▸ **Selected text**:
Ratutrelvir

Clinical data
- Other names: 83-0060, TRX01

Identifiers
- IUPAC name (1R,2S,5S)-N-[(1S)-1-cyano-2-(2-oxo-1,3-dihydroindol-3-yl)ethyl]-3-[(2S)-3,3-dimethyl-2-[(2,2,2-trifluoroacetyl)amino]butanoyl]-6,6-dimethyl-3-azabicyclo[3.1.0]hexane-2-carboxamide;
- CAS Number: 2929236-94-0;
- PubChem CID: 169861725;
- IUPHAR/BPS: 13737;
- UNII: VR2S5588W2;

Chemical and physical data
- Formula: C_{27}H_{32}F_{3}N_{5}O_{4}
- Molar mass: 547.579 g·mol^{−1}
- 3D model (JSmol): Interactive image;
- SMILES CC1([C@@H]2[C@H]1[C@H](N(C2)C(=O)[C@H](C(C)(C)C)NC(=O)C(F)(F)F)C(=O)N[C@@H](CC3C4=CC=CC=C4NC3=O)C#N)C;
- InChI InChI=InChI=1S/C27H32F3N5O4/c1-25(2,3)20(34-24(39)27(28,29)30)23(38)35-12-16-18(26(16,4)5)19(35)22(37)32-13(11-31)10-15-14-8-6-7-9-17(14)33-21(15)36/h6-9,13,15-16,18-20H,10,12H2,1-5H3,(H,32,37)(H,33,36)(H,34,39)/t13-,15?,16-,18-,19-,20+/m0/s1; Key:VVIHXCHAXVESGZ-MXEWLHNESA-N;

= Ratutrelvir =

Ratutrelvir is an investigational new drug that is being evaluated by Traws Pharma for the treatment of COVID-19 infections. It is a 3C-like protease inhibitor.

Page segmentation data:
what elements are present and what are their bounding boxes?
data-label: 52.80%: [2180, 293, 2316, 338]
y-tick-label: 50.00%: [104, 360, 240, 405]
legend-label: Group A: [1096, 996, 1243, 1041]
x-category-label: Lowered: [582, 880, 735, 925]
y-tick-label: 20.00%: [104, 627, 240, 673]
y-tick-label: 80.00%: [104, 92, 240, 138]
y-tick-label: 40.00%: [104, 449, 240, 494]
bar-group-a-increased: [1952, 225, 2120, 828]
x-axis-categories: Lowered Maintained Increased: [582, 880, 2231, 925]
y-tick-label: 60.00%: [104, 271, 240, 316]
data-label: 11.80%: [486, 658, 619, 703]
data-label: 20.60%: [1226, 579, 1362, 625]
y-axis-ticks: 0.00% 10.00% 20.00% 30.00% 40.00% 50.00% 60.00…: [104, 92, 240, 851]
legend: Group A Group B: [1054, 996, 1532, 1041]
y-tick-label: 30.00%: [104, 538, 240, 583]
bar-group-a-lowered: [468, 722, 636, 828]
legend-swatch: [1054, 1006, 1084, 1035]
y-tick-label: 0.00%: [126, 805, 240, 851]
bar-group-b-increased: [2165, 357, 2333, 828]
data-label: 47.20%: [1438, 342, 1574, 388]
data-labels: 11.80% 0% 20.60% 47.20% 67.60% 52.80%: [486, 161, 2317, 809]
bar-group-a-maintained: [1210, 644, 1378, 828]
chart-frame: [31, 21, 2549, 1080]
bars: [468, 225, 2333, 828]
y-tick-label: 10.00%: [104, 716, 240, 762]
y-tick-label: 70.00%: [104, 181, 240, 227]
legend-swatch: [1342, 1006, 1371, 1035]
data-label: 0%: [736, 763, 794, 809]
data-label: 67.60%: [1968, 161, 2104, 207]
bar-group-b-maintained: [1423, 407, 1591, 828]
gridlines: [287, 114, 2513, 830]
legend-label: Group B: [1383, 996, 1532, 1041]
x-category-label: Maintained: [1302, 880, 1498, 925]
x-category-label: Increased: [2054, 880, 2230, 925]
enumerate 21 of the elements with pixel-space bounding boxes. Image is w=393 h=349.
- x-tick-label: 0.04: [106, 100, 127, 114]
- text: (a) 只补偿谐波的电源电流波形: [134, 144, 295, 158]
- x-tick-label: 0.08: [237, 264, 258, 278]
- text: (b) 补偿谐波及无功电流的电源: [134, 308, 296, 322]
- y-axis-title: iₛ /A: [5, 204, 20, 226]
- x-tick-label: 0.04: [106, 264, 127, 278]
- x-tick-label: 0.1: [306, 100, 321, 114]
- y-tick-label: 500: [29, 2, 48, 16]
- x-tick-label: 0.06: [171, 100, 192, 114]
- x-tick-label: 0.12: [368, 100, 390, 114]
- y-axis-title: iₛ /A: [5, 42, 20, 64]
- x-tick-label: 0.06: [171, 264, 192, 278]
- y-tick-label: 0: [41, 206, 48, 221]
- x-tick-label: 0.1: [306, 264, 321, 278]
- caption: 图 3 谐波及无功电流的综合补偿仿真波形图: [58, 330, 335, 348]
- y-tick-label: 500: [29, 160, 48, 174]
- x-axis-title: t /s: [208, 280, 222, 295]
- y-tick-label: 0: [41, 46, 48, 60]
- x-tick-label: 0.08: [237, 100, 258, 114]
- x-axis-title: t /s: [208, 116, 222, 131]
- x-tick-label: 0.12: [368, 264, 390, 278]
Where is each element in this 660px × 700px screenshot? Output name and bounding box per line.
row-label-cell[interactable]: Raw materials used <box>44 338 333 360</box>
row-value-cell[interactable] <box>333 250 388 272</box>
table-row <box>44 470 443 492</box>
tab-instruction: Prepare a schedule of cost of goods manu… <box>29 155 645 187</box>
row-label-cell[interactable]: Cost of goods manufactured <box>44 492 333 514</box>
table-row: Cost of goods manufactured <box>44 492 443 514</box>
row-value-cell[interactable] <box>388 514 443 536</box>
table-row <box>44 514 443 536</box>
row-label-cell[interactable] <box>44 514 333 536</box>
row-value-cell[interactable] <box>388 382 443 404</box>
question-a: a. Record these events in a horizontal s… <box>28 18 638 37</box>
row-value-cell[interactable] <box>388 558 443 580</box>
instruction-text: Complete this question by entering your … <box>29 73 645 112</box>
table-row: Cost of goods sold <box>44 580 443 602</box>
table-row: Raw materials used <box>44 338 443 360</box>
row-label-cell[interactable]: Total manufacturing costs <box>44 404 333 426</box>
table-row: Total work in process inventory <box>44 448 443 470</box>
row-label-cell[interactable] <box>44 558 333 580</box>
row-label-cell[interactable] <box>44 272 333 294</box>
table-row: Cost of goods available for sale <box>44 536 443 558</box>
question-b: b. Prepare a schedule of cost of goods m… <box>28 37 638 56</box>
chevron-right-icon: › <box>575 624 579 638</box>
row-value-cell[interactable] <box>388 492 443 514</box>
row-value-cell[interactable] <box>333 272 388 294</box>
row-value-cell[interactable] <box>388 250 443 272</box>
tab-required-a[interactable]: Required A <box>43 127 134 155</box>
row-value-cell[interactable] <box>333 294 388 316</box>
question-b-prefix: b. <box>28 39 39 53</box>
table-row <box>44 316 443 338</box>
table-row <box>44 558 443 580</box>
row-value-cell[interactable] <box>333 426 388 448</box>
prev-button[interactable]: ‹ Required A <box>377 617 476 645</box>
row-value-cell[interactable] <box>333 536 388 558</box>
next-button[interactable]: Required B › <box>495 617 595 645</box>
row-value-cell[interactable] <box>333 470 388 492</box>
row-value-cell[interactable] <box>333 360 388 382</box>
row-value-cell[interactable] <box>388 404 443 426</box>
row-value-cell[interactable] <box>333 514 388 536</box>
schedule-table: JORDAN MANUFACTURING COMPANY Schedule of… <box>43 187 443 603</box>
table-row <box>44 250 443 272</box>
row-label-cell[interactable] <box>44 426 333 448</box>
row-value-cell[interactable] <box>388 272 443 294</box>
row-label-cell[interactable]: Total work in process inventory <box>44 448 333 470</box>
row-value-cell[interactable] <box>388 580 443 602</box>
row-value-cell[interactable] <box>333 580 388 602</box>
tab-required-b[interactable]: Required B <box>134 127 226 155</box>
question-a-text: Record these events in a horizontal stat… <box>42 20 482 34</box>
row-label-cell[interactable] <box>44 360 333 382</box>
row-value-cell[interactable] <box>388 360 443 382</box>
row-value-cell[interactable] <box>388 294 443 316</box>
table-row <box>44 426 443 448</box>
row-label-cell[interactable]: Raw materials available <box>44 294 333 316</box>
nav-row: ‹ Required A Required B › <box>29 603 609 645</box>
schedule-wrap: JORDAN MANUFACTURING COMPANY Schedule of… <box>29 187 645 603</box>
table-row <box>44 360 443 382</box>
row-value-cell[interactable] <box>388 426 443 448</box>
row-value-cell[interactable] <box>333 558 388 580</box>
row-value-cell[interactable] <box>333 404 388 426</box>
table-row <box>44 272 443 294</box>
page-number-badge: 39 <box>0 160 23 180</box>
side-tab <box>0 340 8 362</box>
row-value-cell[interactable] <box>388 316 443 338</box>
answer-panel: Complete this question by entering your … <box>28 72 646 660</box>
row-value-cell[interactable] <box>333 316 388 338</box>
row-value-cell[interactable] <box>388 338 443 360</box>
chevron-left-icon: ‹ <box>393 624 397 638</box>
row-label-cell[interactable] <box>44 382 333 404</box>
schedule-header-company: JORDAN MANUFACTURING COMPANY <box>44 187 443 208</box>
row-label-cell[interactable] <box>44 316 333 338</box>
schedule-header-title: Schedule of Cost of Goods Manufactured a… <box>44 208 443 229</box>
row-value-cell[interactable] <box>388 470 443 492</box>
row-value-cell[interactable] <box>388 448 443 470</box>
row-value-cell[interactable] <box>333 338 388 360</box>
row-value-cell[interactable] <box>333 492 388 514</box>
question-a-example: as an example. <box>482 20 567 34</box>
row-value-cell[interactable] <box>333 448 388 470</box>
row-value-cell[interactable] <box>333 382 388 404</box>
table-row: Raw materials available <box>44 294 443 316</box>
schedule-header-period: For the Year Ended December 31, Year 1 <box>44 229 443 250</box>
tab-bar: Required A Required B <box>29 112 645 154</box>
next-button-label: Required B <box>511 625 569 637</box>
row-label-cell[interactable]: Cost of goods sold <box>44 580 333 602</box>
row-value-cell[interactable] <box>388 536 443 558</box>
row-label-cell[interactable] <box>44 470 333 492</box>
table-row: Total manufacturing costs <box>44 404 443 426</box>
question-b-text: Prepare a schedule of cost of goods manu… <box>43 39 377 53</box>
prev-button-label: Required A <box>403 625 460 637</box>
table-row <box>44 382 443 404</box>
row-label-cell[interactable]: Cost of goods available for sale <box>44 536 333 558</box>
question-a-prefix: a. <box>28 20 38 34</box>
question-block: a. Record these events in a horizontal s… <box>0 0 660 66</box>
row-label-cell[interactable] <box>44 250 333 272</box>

▸ **Questions**:
- 1) Using the text about ratutrelvir, decide whether each statement agrees with it: (a) Ratutrelvir is an approved treatment for COVID-19. (b) TRX01 is listed as another name for ratutrelvir. (c) Ratutrelvir works as a 3C-like protease inhibitor. Answer yes or no for each, and quote the words from the text that settle it.
- 2) Write a continuation of the text about ratutrelvir, starting right after its last sentence.

▸ **Task answers**:
- 1)
(a) No: "Ratutrelvir is an investigational new drug that is being evaluated by Traws Pharma for the treatment of COVID-19 infections."
(b) Yes: "Other names: 83-0060, TRX01"
(c) Yes: "It is a 3C-like protease inhibitor."

- 2)
== Clinical trials ==
Ratutrelvir is currently in a phase 2 clinical trial to test the effectiveness and safety of the drug in patients with COVID-19 and a preliminary analysis of the results has been released.